GIVEN INSTRUCTION: Copy every line of the records below that holds the word "expanded".

SUPPLIED DATA:
──────────
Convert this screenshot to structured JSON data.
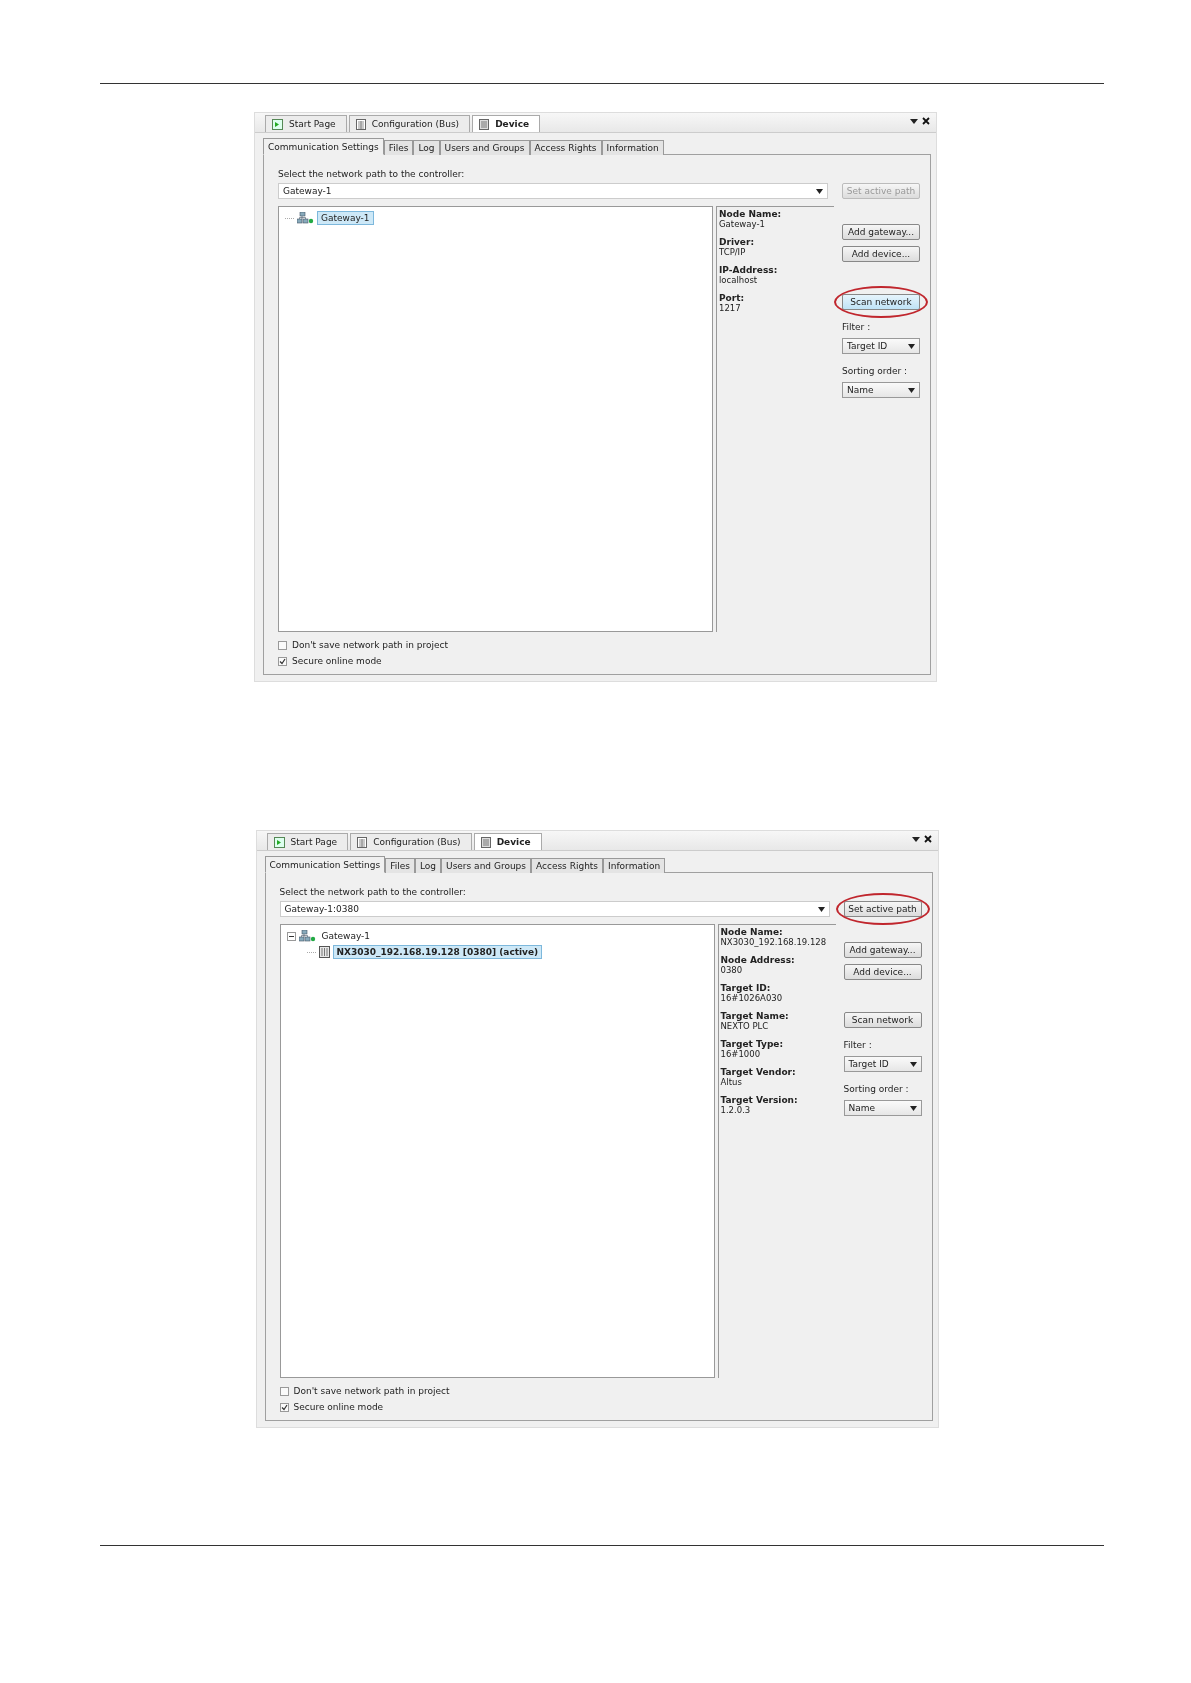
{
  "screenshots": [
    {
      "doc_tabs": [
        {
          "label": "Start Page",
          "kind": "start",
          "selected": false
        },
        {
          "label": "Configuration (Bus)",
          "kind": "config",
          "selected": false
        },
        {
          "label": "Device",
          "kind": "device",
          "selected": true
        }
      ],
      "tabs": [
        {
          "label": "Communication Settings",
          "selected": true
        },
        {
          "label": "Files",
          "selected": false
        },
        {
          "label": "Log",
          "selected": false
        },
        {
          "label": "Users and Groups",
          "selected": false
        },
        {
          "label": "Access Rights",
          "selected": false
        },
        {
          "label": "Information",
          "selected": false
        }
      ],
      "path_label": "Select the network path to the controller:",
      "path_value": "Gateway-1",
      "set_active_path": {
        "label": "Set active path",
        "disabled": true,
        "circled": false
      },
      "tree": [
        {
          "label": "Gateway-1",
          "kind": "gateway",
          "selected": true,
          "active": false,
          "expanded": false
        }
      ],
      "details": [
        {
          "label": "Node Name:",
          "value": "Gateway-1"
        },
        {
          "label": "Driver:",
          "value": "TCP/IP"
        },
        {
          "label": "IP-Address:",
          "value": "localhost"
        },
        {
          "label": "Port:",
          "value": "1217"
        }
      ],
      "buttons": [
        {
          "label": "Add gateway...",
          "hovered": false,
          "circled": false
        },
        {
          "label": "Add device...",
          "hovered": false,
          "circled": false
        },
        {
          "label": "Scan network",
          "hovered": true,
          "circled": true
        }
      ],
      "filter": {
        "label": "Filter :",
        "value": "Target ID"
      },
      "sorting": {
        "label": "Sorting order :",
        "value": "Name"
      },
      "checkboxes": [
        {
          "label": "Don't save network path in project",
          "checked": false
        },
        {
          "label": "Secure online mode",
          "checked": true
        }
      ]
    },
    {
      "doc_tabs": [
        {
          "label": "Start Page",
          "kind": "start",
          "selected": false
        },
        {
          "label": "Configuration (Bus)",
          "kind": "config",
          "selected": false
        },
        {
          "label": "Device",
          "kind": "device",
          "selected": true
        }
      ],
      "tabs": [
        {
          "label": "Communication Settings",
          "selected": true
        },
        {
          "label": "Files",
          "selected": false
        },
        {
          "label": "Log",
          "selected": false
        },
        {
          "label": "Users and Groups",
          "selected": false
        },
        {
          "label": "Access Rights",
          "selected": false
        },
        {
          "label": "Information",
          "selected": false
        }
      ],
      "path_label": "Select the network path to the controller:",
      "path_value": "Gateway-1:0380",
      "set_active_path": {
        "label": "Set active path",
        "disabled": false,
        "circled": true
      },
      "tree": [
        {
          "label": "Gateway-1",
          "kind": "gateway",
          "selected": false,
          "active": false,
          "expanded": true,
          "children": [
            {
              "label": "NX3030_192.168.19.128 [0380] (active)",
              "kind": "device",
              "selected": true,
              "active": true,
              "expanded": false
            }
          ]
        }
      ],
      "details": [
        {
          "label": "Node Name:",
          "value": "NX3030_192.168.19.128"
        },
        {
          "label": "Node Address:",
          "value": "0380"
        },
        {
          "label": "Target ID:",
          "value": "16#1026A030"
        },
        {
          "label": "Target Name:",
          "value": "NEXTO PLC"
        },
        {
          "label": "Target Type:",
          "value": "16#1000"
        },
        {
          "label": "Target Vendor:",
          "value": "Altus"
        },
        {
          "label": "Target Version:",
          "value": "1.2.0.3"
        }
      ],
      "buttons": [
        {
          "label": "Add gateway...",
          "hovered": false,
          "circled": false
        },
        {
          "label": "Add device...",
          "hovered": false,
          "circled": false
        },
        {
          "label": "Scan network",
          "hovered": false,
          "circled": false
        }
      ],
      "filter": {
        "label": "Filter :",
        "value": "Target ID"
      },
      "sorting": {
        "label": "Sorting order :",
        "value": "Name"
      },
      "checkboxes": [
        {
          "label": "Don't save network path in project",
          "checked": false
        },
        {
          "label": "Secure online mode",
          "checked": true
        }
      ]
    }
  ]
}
──────────
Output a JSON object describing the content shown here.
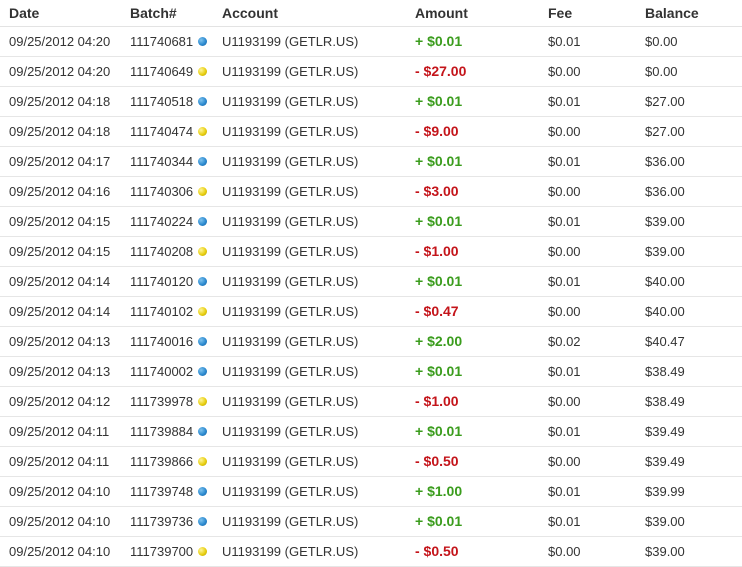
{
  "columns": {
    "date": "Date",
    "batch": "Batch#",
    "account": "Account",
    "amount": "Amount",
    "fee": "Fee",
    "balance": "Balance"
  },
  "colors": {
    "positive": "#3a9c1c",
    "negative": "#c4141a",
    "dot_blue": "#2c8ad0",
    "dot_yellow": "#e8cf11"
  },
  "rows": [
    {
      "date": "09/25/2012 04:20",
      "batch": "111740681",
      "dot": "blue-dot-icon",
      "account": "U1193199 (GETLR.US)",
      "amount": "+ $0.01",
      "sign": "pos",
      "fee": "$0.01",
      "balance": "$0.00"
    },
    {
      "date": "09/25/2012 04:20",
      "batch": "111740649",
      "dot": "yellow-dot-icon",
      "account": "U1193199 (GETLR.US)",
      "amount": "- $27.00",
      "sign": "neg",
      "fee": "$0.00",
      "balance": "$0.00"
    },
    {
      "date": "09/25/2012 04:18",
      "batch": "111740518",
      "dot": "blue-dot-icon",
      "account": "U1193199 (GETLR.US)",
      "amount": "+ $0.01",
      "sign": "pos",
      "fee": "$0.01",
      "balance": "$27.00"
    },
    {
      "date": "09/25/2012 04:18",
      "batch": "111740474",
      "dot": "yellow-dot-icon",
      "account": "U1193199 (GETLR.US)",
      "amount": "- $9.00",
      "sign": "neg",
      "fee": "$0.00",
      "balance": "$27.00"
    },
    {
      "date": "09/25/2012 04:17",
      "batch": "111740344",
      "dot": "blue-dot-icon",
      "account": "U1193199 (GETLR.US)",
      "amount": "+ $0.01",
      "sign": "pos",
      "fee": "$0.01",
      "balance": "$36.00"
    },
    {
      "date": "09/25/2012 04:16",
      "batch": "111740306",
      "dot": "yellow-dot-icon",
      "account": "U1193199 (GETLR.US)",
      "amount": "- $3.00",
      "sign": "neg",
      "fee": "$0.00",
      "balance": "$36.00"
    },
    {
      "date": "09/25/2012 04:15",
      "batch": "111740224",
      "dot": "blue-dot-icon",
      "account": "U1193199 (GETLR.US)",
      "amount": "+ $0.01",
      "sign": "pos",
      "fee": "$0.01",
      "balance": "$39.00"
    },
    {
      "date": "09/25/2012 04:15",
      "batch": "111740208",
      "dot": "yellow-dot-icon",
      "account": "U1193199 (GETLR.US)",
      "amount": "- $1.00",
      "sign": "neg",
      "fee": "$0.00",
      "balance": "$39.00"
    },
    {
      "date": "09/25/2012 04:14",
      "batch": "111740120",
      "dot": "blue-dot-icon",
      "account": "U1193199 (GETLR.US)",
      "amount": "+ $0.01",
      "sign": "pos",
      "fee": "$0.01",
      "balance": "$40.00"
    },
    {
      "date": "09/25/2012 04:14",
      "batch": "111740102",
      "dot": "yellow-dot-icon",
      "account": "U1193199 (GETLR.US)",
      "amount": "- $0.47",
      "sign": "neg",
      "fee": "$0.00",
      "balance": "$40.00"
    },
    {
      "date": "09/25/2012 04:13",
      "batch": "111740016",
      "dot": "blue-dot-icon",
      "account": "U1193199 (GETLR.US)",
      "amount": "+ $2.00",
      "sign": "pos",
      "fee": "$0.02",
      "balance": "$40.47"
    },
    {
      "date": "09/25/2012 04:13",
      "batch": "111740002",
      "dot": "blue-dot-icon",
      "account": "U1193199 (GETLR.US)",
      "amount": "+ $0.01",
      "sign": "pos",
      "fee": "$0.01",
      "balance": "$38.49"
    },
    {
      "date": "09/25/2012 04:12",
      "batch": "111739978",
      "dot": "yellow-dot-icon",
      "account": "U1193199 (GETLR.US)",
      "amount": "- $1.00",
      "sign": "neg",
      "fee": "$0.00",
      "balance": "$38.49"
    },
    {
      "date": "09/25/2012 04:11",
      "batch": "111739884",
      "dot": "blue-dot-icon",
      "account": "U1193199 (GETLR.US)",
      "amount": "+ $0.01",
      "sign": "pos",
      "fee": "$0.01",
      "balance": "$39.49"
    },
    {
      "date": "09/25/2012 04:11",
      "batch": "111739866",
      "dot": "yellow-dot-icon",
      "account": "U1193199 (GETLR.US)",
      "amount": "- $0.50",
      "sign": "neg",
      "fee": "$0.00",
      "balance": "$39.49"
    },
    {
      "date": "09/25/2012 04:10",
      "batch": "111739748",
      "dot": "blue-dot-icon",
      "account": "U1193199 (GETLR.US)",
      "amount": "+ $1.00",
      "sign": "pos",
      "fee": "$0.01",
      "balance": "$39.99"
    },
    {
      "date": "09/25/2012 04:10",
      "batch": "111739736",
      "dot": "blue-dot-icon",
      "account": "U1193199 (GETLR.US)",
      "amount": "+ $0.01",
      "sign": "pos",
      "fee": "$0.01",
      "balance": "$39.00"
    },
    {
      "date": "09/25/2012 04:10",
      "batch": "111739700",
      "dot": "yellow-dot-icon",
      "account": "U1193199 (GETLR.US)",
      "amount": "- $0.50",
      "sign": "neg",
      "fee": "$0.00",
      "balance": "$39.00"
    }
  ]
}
──────────
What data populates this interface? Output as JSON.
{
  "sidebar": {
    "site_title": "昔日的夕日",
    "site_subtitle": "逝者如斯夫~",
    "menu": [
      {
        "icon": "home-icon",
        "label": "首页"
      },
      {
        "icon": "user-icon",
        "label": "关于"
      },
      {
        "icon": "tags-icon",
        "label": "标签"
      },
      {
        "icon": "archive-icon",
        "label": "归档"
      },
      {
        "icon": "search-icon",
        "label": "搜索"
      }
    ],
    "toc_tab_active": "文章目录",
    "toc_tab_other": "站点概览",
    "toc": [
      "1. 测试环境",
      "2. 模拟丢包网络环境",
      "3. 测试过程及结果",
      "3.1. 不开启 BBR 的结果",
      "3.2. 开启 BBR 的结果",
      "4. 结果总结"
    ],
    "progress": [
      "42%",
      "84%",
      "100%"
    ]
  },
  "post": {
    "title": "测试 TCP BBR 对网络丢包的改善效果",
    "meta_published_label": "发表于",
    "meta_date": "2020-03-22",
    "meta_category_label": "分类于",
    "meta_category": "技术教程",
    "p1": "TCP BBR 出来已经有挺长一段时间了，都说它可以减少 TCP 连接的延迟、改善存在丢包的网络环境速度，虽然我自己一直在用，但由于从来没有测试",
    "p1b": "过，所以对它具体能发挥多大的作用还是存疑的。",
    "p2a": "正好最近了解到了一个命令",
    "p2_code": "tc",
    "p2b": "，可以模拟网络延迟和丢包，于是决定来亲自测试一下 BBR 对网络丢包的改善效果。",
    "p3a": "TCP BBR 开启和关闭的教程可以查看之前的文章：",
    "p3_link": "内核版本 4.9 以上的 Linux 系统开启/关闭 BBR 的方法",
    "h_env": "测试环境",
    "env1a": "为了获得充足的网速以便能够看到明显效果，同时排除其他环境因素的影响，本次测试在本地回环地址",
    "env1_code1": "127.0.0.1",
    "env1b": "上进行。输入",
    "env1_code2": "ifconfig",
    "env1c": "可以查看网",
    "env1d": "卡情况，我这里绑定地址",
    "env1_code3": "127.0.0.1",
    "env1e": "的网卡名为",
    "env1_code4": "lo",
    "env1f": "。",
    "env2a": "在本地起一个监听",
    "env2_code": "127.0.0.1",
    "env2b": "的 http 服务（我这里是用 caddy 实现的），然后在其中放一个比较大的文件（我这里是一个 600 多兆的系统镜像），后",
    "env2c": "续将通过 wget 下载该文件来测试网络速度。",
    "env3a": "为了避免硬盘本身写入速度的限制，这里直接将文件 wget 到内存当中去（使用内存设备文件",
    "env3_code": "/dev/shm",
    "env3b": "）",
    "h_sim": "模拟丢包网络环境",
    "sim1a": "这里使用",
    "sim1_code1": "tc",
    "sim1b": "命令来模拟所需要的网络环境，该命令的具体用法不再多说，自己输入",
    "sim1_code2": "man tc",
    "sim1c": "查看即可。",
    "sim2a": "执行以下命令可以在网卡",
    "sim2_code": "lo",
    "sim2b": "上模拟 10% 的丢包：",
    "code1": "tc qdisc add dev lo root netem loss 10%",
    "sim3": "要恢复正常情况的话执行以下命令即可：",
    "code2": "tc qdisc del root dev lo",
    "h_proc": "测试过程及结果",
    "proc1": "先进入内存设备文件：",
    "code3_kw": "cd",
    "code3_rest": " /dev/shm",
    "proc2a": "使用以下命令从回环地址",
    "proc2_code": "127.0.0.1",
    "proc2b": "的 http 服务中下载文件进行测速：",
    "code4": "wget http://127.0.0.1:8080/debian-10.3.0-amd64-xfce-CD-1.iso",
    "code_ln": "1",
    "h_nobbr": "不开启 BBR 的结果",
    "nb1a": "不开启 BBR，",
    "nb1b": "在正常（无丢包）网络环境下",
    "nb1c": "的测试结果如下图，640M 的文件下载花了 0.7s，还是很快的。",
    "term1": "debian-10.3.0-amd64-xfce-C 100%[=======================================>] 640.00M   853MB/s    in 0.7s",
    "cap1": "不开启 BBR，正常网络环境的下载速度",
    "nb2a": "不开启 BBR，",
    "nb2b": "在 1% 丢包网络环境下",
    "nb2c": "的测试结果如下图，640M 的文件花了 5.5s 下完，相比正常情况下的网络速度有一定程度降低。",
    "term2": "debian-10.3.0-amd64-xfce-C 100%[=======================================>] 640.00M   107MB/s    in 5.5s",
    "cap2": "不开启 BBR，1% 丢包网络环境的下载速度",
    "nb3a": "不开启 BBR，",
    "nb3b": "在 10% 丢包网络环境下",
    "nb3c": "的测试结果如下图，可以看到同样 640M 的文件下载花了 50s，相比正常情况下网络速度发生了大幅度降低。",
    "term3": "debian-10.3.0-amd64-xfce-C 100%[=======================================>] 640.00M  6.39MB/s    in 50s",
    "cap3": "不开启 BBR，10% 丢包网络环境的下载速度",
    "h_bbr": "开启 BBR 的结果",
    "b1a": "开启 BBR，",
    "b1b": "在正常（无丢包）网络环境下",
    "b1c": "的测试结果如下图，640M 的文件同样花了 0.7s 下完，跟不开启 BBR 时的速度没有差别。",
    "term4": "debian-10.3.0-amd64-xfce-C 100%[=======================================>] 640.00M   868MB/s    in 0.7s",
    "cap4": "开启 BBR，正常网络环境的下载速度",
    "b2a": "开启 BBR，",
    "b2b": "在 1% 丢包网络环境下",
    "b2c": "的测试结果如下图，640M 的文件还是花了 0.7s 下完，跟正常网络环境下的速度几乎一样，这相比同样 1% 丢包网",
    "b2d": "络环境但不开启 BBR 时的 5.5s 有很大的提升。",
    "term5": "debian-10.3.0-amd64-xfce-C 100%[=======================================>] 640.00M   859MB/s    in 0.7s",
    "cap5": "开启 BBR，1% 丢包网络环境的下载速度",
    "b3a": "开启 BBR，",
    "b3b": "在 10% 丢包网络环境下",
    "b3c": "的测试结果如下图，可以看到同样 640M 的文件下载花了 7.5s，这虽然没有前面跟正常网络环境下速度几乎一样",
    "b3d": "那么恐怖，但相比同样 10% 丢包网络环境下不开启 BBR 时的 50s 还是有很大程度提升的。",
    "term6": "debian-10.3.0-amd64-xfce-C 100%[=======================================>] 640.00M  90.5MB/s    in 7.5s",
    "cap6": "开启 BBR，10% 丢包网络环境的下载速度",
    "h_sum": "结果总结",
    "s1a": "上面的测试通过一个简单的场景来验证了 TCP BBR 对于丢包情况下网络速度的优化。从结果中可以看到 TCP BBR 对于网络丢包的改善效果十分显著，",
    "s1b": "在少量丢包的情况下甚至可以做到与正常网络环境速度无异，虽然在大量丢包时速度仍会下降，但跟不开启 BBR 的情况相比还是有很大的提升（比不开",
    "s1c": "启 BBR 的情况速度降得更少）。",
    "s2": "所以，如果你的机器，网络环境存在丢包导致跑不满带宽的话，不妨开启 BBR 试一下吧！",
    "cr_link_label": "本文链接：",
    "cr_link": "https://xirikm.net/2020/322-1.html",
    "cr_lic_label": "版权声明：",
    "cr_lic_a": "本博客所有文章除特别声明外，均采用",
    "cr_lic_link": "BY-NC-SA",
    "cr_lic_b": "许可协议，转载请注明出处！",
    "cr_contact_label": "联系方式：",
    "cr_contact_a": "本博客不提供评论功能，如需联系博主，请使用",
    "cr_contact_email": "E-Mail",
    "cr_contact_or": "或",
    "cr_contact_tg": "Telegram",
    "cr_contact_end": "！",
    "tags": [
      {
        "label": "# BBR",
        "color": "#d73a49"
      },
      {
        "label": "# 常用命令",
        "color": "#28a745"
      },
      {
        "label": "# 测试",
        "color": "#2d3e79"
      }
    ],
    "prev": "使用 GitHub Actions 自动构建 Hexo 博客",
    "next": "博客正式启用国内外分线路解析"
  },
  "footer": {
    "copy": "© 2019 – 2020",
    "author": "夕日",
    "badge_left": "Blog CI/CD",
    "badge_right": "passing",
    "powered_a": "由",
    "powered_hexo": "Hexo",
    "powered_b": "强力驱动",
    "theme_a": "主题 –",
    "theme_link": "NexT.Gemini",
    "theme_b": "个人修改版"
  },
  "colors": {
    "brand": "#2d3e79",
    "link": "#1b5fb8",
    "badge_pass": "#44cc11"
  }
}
──────────
TASK RESPONSE:
          "expanded": false
          "expanded": true,
              "expanded": false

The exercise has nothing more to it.